## Krótkie zadanie a
Przepisz fragment tekstu o Kadrówce od słów "Kadrówka na mecie" do słów "Bądź na bieżąco!", zamieniając "komendant" na "dowódca".

## Podany tekst
========================

Reklama

Kadrówka na mecie w Kielcach

140 km przebytych z podkrakowskich Oleandrów do Kielc, ok. 300 osób zafascynowanych ideałami legionowymi i ruchem strzeleckim i wreszcie rogatki Kielc - miasta legionów. - Melduję Kadrówkę na mecie w Kielcach - te tradycyjne słowa wypowiada rokrocznie 12 sierpnia komendant marszu, gdy Kadrówka wkracza do miasta

Bądź na bieżąco!

Zapisz się do newslettera

45 Marsz Szlakiem I Kampanii Kadrowej (30. od czasów powojennych) skłaniał do podsumowań - z racji jubileuszy - i refleksji, gdyż wspominano aż 22 osoby spośród ofiar katastrofy smoleńskiej, które były mocno związane z Kadrówką. Pod Pomnikiem Czwórki Legionowej mieli być w tym roku prezydent Lech Kaczyński i prezydent na uchodźstwie Ryszard Kaczorowski (od 2009 r. honorowy obywatel Kielc), a w postać marszałka Piłsudskiego miał się wcielić niezapomniany w tej roli Janusz Zakrzeński… - Wierzę, że jesteście z nami. Ciała śpią, ale dusze czuwają - mówił prezydent Kielc Wojciech Lubawski. - Wspólna mowa, wspólna ziemia, wspólna pamięć - to jest to, co przypominacie rokrocznie i zwracacie uwagę świata na Kielce, gdzie Józef Piłsudski tworzył zalążki państwa polskiego - mówił prezydent do młodzieży strzeleckiej, która weszła z Kadrówką.
Uroczystości pod Pomnikiem Czwórki Legionowej - z udziałem najwyższych władz wojewódzkich, samorządowych, wojskowych, były także okazją do odznaczeń. Medal wręczono sześciu osobom, które przeszły Marsz z Kadrówką 10 razy, przyznano też kilkanaście wyróżnień. Odznaczenia otrzymały jednostki i stowarzyszenia, które w Kadrówce uczestniczyły po raz 3. Najmłodszy uczestnik tegorocznego marszu to dziesięciolatek Jakub Bechman.
Wśród osób obdarowanych kopią ryngrafu konfederatów barskich znalazł się kielczanin Przemysław Jerzy Witek, jeden z tych, którzy wskrzeszali Kadrówkę w 1981 r. Marsz zakończyło spotkanie z mieszkańcami Kielc i uroczystości pod dawnym Pałacem Biskupów Krakowskich - kwaterą Józefa Piłsudskiego z 1914 r.

========================

## Krótkie zadanie b
Przepisz jako tabelę Markdown z kolumnami Nr i Wiersz odcinek listingu od wiersza zawierającego "bar-164 bbox=[511, 342, 514, 474]" do wiersza zawierającego "bar-234 bbox=[672, 267, 675, 343]", oba włącznie. Puste wiersze pomiń.

## Wiersze danych
========================

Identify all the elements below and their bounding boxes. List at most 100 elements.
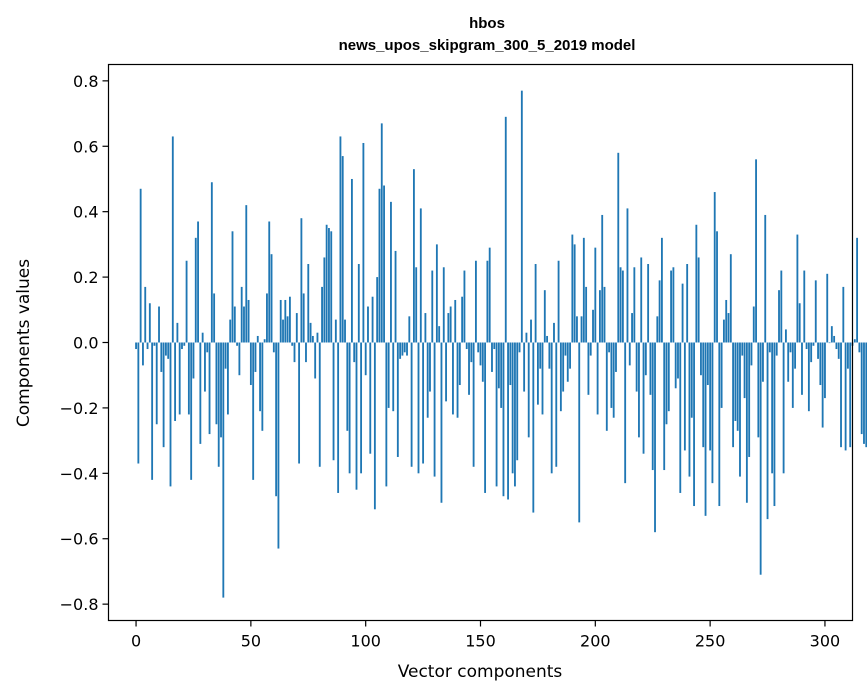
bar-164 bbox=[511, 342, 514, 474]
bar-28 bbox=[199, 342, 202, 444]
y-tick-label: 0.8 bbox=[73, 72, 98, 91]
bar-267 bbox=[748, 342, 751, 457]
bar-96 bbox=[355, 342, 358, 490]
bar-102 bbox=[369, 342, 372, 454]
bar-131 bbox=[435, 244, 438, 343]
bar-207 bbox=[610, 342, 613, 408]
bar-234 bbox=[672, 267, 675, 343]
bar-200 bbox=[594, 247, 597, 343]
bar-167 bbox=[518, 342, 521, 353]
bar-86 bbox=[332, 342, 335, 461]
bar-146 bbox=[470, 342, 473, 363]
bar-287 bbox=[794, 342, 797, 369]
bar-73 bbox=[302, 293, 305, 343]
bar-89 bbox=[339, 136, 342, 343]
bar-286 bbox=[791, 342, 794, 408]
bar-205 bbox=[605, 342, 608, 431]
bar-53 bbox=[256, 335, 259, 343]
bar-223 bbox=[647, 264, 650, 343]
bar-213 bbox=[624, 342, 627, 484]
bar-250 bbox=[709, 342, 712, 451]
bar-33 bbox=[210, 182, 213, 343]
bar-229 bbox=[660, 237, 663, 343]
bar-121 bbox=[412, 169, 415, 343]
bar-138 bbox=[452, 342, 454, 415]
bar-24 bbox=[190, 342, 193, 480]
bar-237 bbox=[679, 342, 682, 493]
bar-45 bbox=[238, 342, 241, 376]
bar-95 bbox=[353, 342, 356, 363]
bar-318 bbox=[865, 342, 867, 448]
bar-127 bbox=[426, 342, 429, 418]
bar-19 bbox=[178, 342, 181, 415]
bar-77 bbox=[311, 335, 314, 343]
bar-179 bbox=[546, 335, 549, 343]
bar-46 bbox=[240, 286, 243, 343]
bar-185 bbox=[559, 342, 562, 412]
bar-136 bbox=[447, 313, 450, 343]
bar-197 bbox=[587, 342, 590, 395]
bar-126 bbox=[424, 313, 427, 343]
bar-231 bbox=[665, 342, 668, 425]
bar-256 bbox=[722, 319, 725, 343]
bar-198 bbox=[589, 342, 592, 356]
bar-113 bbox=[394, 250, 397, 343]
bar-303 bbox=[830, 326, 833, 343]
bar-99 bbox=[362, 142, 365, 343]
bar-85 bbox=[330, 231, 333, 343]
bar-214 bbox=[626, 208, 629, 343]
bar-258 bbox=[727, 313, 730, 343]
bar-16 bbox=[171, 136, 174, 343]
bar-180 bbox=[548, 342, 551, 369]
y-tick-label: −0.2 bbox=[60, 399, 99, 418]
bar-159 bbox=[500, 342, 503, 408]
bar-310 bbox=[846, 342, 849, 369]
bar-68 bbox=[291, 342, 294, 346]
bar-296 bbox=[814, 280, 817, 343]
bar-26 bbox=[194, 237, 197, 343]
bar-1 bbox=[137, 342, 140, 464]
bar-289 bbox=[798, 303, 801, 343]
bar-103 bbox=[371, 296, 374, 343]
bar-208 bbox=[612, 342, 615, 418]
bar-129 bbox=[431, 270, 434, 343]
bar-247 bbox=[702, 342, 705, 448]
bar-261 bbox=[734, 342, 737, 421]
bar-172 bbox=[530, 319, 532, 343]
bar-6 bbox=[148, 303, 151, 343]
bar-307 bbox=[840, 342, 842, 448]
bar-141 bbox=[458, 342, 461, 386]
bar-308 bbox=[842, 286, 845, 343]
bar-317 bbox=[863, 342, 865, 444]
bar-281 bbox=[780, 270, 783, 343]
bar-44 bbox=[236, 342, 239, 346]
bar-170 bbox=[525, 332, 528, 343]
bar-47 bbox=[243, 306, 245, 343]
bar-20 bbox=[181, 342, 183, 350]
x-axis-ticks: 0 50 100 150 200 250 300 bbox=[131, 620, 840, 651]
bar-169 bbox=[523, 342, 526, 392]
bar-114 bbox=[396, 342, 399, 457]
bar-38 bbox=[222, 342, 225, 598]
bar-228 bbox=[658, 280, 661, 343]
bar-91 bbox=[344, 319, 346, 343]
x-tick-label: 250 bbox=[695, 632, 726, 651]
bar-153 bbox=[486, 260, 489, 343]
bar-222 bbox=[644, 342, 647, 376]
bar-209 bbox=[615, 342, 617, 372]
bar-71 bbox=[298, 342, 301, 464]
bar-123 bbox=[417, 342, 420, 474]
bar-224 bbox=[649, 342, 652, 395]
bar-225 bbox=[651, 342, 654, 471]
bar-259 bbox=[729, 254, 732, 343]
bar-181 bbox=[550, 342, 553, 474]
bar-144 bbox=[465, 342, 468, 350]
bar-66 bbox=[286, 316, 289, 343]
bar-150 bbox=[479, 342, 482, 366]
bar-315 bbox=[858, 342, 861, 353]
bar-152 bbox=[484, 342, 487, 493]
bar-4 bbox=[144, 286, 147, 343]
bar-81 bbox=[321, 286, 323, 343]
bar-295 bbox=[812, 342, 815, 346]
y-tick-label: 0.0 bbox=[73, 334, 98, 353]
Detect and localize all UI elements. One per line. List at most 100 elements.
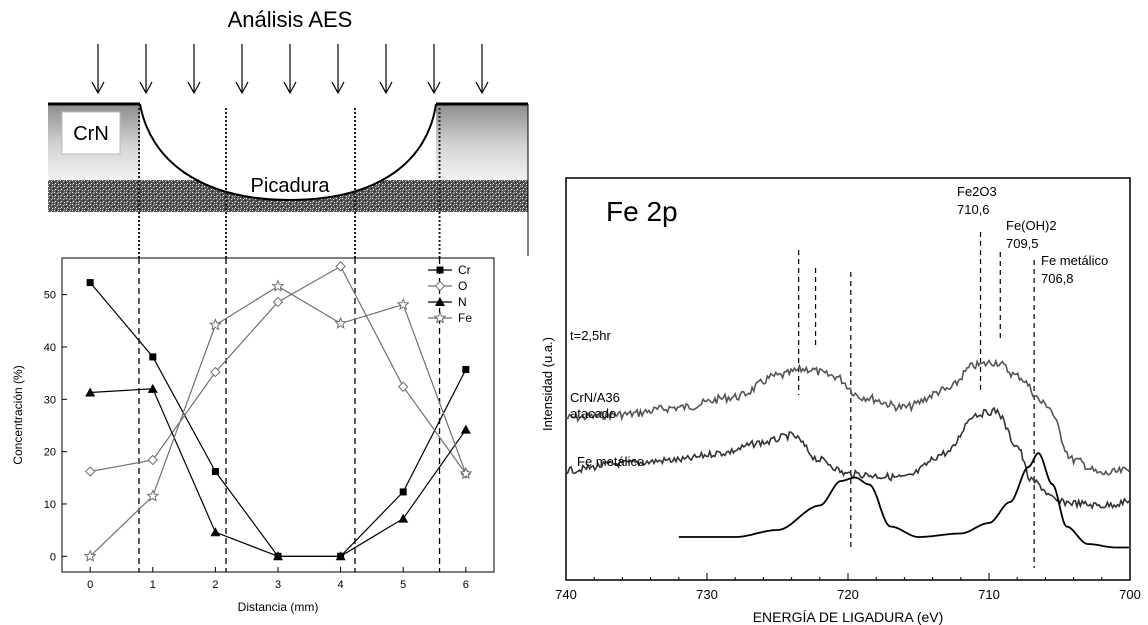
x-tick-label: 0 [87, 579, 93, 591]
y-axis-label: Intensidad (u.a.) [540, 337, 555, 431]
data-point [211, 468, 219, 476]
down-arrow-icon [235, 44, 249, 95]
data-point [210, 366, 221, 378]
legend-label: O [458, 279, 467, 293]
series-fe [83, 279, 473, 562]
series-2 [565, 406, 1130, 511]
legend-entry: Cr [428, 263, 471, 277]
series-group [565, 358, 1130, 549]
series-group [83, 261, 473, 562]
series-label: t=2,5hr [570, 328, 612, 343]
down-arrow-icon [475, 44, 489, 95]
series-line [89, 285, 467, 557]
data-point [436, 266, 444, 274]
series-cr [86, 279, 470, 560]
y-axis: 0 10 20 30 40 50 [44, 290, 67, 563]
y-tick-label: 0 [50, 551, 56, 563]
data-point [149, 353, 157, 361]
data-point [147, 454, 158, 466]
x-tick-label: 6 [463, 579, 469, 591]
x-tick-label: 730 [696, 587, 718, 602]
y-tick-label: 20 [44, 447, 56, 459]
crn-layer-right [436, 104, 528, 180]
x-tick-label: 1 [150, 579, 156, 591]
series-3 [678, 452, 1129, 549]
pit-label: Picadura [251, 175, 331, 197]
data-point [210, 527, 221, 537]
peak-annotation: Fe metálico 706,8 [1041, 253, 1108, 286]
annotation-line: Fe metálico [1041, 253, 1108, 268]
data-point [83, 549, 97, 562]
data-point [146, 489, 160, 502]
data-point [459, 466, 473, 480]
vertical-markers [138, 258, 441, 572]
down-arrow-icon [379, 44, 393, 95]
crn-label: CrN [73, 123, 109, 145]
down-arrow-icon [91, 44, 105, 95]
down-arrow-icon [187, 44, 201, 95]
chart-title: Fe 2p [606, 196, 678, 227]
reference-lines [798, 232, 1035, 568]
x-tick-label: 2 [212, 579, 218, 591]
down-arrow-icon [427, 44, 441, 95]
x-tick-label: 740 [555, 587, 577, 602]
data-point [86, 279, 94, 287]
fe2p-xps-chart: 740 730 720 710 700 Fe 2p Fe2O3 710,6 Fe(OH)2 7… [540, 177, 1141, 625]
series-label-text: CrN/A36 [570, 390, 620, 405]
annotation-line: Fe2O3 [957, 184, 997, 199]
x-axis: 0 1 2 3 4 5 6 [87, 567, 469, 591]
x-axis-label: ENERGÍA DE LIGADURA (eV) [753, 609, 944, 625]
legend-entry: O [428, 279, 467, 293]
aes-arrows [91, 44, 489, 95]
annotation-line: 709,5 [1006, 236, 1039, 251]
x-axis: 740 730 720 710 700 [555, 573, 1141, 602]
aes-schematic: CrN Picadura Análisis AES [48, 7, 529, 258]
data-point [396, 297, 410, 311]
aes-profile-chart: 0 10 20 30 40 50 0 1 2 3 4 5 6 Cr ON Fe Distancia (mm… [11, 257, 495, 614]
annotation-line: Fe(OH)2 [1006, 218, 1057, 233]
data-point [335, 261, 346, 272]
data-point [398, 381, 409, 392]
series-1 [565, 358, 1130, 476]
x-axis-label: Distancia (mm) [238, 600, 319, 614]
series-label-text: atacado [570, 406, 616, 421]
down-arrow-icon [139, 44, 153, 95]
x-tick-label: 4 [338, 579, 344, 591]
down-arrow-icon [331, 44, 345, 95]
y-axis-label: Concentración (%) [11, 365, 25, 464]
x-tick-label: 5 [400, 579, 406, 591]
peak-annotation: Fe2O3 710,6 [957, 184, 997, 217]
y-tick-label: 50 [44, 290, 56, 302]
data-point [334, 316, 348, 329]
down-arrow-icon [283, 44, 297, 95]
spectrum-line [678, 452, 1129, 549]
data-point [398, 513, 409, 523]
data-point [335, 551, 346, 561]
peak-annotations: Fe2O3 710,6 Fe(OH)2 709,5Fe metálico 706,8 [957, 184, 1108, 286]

========================

## Oczekiwany wynik a
Kadrówka na mecie w Kielcach

140 km przebytych z podkrakowskich Oleandrów do Kielc, ok. 300 osób zafascynowanych ideałami legionowymi i ruchem strzeleckim i wreszcie rogatki Kielc - miasta legionów. - Melduję Kadrówkę na mecie w Kielcach - te tradycyjne słowa wypowiada rokrocznie 12 sierpnia dowódca marszu, gdy Kadrówka wkracza do miasta

Bądź na bieżąco!

## Oczekiwany wynik b
| Nr | Wiersz |
|---|---|
| 1 | bar-164 bbox=[511, 342, 514, 474] |
| 2 | bar-28 bbox=[199, 342, 202, 444] |
| 3 | y-tick-label: 0.8 bbox=[73, 72, 98, 91] |
| 4 | bar-267 bbox=[748, 342, 751, 457] |
| 5 | bar-96 bbox=[355, 342, 358, 490] |
| 6 | bar-102 bbox=[369, 342, 372, 454] |
| 7 | bar-131 bbox=[435, 244, 438, 343] |
| 8 | bar-207 bbox=[610, 342, 613, 408] |
| 9 | bar-234 bbox=[672, 267, 675, 343] |